**Comprueba tu comprensión:**
1. Enumera las tareas en las que, según el artículo sobre la enseñanza tras la pandemia, se afanan los docentes en los cursos clasificados por nivel de certificación.
2. Copia el pasaje del artículo sobre la enseñanza tras la pandemia: empieza en las palabras "Maribel Lugilde" y detente después de "nuestras reflexiones docentes.".
3. Prosigue el artículo sobre la enseñanza tras la pandemia a partir de su última frase.

**Extracto del documento:**

Opinión

Maribel Lugilde

Aulavirus

Al igual que la mandíbula "Pink", último gran descubrimiento en Atapuerca, está asociada al estrato en el que fue hallada, y nos contará hoy lo que era hace 1,2 millones de años, todas y todos cargamos con un estrato anómalo de vida cuyo impacto está pendiente de interpretación. Tuvimos prisa por enterrar en la memoria personal y colectiva aquella distopía que comenzaba tal día como hoy hace cinco años. Pandemia y especialmente confinamiento, desde la mirada actual del aula, se traduce en cambios constructivos, pero también efectos colaterales adversos. Y más complejo es abarcar la honda huella emocional e intelectual de aquello. Está presente en nuestras reflexiones docentes.

Nadie nos había preparado para convertir en virtual el sistema educativo completo. De viernes a lunes. Muchas de las herramientas que utilizamos hoy con soltura y nos parecen esenciales, ya las teníamos entonces. Empezaban a introducirse como recurso y las contemplábamos con fascinación o pereza, según el caso. Pero súbitamente fueron nuestro único asidero y espacio de enseñanza. Aquel despertar en un universo de avatares fue durísimo.

Es verdad que, en este tiempo, las administraciones educativas han procurado que los centros incrementen su dotación tecnológica y planifiquen su integración racional en el aula, y que el profesorado adquiera competencia digital. Andamos enredados en cursos clasificados por nivel de certificación en los que nos afanamos en edición de videotutoriales, elaboración de recursos con inteligencia artificial o navegación en el mar de herramientas en vertiginosa actualización.

Pero si otra pandemia nos confinara hoy, el panorama sería igualmente dramático. La tecnología más sofisticada nunca sustituirá al aula. El proceso de aprender es físico y colectivo. Hay en él algo esencial, rudimentario, sensorial, que exige espacio y tiempo. Por algo en Silicon Valley, después de incorporarlas con entusiasmo, han ido desterrando sutilmente las pantallas de las aulas.

**Conjunto de datos:**
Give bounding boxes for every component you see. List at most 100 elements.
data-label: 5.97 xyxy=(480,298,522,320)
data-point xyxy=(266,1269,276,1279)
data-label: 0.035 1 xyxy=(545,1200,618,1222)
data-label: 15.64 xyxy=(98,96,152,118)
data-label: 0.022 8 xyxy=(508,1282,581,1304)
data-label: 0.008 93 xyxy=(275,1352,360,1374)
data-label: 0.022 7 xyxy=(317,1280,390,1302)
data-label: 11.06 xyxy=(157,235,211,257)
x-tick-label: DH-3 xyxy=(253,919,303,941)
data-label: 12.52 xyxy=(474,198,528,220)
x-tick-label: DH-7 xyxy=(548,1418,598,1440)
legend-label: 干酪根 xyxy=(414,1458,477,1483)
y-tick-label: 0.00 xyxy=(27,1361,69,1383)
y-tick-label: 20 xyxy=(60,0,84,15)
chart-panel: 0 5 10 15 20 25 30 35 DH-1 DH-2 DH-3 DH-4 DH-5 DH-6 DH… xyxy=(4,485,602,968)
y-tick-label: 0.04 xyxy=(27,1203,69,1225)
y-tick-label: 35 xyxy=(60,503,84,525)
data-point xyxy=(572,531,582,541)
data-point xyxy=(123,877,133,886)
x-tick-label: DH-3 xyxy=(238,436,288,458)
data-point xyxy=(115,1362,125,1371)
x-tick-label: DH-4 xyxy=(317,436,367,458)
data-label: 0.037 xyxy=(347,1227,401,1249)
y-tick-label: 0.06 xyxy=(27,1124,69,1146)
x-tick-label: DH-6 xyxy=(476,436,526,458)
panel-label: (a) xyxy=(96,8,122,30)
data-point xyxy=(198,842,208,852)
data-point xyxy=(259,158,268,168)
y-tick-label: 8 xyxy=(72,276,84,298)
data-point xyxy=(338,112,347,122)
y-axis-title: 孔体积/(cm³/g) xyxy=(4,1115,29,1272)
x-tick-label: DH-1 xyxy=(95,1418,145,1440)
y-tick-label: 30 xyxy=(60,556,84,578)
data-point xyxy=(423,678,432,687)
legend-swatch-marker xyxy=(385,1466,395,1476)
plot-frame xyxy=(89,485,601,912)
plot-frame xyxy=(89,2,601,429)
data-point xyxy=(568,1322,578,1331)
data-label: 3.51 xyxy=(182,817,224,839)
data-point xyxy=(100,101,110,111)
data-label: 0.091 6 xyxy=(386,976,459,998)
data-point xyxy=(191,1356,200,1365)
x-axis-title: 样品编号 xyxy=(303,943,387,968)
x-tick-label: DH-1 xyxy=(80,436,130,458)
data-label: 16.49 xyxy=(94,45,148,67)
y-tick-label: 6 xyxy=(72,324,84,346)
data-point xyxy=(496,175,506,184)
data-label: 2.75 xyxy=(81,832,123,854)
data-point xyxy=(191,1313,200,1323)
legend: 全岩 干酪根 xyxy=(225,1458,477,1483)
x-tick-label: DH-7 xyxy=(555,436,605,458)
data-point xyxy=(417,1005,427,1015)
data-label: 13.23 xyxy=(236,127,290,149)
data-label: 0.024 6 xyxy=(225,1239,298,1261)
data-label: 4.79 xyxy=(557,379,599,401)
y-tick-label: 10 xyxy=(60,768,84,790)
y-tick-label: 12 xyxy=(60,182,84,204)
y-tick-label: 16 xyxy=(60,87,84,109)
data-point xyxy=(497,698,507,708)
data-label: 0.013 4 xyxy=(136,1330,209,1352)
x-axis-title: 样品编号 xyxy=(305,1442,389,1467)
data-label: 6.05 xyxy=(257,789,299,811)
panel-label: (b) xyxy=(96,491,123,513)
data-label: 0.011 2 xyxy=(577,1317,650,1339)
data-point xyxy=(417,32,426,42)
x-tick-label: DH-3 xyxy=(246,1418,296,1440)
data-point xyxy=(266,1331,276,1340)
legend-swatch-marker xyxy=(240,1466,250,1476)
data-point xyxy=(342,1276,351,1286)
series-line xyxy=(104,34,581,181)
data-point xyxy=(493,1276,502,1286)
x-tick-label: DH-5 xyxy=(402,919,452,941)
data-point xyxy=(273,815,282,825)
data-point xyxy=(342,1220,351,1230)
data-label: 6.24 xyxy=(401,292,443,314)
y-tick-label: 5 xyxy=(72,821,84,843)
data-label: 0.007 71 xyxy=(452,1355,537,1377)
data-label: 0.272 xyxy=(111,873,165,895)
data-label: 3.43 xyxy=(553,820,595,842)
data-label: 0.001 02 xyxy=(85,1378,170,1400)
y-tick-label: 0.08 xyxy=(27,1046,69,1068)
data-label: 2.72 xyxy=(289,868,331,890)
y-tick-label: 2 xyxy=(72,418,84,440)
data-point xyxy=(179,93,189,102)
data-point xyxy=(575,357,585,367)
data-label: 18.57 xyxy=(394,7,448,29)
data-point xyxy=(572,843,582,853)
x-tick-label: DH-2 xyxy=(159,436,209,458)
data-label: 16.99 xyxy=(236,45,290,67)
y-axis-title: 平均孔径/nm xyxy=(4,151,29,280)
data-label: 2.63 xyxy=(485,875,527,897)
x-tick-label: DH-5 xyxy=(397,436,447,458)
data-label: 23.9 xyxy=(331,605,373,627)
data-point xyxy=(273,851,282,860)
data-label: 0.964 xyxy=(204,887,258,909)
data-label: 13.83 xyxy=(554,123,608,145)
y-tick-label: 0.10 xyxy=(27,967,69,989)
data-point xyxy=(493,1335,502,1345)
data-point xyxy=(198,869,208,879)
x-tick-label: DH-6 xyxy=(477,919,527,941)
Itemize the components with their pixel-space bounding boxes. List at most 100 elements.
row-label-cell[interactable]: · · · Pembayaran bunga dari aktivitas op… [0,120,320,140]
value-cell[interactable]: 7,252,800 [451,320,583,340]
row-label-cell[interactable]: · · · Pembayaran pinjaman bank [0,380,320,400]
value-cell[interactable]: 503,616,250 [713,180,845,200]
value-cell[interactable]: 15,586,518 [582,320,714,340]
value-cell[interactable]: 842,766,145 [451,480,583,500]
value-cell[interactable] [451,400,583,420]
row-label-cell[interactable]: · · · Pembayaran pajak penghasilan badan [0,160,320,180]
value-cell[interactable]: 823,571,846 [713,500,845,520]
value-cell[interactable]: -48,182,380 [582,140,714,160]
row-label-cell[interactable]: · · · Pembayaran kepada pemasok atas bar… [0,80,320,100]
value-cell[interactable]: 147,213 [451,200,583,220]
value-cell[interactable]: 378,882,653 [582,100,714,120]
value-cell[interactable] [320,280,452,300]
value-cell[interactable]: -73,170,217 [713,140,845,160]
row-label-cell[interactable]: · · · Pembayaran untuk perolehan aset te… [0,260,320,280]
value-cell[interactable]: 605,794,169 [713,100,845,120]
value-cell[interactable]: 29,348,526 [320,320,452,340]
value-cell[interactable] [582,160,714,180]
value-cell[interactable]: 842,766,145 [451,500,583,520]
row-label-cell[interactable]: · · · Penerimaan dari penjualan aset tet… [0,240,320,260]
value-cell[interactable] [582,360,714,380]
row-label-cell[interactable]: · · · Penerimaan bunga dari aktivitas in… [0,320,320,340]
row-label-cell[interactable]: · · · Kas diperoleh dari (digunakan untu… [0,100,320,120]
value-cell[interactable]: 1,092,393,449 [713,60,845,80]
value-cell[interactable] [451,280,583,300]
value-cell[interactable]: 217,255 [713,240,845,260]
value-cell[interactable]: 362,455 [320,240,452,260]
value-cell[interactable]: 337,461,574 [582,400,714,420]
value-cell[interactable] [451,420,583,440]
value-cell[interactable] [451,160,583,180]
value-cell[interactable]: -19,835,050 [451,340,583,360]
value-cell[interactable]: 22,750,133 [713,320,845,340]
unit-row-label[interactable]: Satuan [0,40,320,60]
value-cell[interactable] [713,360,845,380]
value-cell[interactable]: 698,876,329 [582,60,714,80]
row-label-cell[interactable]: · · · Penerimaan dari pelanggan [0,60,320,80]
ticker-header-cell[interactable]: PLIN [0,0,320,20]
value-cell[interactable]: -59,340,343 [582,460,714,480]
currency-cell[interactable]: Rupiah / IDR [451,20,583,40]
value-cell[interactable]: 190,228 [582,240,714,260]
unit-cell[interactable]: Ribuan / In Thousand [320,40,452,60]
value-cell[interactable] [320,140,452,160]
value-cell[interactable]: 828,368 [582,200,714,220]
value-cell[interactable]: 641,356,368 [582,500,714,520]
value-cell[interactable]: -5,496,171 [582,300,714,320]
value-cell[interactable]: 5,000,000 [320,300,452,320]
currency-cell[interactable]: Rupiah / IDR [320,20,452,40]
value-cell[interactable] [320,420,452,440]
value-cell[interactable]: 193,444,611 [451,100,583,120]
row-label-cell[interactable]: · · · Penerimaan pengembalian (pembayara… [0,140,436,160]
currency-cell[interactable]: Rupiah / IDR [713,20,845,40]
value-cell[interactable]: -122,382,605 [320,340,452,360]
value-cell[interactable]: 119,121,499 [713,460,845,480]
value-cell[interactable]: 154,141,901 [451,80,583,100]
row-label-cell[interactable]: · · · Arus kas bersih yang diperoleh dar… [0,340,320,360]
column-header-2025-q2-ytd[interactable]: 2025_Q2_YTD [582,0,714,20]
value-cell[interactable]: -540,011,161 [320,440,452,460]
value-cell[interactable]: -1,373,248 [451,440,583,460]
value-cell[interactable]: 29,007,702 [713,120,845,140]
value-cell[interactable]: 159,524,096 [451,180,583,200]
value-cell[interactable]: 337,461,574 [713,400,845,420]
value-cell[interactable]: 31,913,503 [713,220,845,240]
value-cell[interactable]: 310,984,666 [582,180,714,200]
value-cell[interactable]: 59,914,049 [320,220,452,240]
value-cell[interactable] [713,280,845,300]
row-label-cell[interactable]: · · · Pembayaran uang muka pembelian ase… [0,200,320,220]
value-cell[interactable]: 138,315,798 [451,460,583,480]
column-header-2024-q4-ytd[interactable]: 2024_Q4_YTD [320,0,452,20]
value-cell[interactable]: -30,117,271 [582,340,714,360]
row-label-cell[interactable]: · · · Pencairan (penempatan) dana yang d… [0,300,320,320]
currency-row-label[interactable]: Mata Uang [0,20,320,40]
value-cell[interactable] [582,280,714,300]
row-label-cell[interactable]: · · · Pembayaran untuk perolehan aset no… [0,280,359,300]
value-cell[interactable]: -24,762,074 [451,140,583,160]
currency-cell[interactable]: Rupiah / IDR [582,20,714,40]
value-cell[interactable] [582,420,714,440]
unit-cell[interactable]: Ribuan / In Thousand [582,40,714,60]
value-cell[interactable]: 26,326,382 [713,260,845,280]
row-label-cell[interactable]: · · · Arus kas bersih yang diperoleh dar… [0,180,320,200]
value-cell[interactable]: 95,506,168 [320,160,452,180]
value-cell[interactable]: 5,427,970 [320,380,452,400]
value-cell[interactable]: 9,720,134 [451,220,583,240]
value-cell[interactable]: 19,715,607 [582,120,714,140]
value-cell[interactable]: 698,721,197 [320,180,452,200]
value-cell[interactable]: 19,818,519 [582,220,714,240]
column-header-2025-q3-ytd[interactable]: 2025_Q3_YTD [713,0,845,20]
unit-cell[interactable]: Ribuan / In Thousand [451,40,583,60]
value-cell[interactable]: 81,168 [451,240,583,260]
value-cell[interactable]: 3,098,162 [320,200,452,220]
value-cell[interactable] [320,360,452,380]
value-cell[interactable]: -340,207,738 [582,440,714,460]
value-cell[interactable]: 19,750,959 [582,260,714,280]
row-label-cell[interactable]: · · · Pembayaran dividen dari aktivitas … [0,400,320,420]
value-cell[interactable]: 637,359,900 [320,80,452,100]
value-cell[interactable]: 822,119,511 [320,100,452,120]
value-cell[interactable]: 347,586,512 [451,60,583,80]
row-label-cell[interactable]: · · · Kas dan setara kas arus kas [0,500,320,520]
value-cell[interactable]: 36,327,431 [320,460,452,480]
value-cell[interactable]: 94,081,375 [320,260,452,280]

**Respuestas por tarea:**
1.
- Edición de videotutoriales
- Elaboración de recursos con inteligencia artificial
- Navegación en el mar de herramientas en vertiginosa actualización

2.
Maribel Lugilde

Aulavirus

Al igual que la mandíbula "Pink", último gran descubrimiento en Atapuerca, está asociada al estrato en el que fue hallada, y nos contará hoy lo que era hace 1,2 millones de años, todas y todos cargamos con un estrato anómalo de vida cuyo impacto está pendiente de interpretación. Tuvimos prisa por enterrar en la memoria personal y colectiva aquella distopía que comenzaba tal día como hoy hace cinco años. Pandemia y especialmente confinamiento, desde la mirada actual del aula, se traduce en cambios constructivos, pero también efectos colaterales adversos. Y más complejo es abarcar la honda huella emocional e intelectual de aquello. Está presente en nuestras reflexiones docentes.

3.
De aquellos tiempos de teleformación, telegestión y teletrabajo, nos ha quedado, además, un estado de alerta permanente. El aula virtual paralela nos persigue, se cuela por nuestro móvil. Conectados a todo, cómo sustraernos a mensajes intempestivos de alumnado o familias, a notificaciones inocentes de herramientas cómplices en vigilia. Una dulce trampa.

Pero particularmente nos desconcierta lo que observamos en nuestro alumnado. Discriminado ya, de partida, por su posibilidad de acceso a la tecnología en sus hogares. Es imposible paliar satisfactoriamente esa brecha digital. Visible o invisible, casi siempre vergonzante. Pero, además, de ese "estrato" vital de pandemia aflora una tendencia inconsciente al aislamiento, una pérdida de concentración y habilidades sociales, ansiedad, cortoplacismo y una actitud huidiza y acrítica ante la sobreexposición informativa. Como si el confinamiento viniera a preparar para la verdadera distopía. En esto nos bregamos.

No, que la educación no se inmunice contra las pandemias. Habrá que sortearlas, sí. Pero siempre para regresar a una esencia que "Pink", exhumada, ha venido a recordarnos.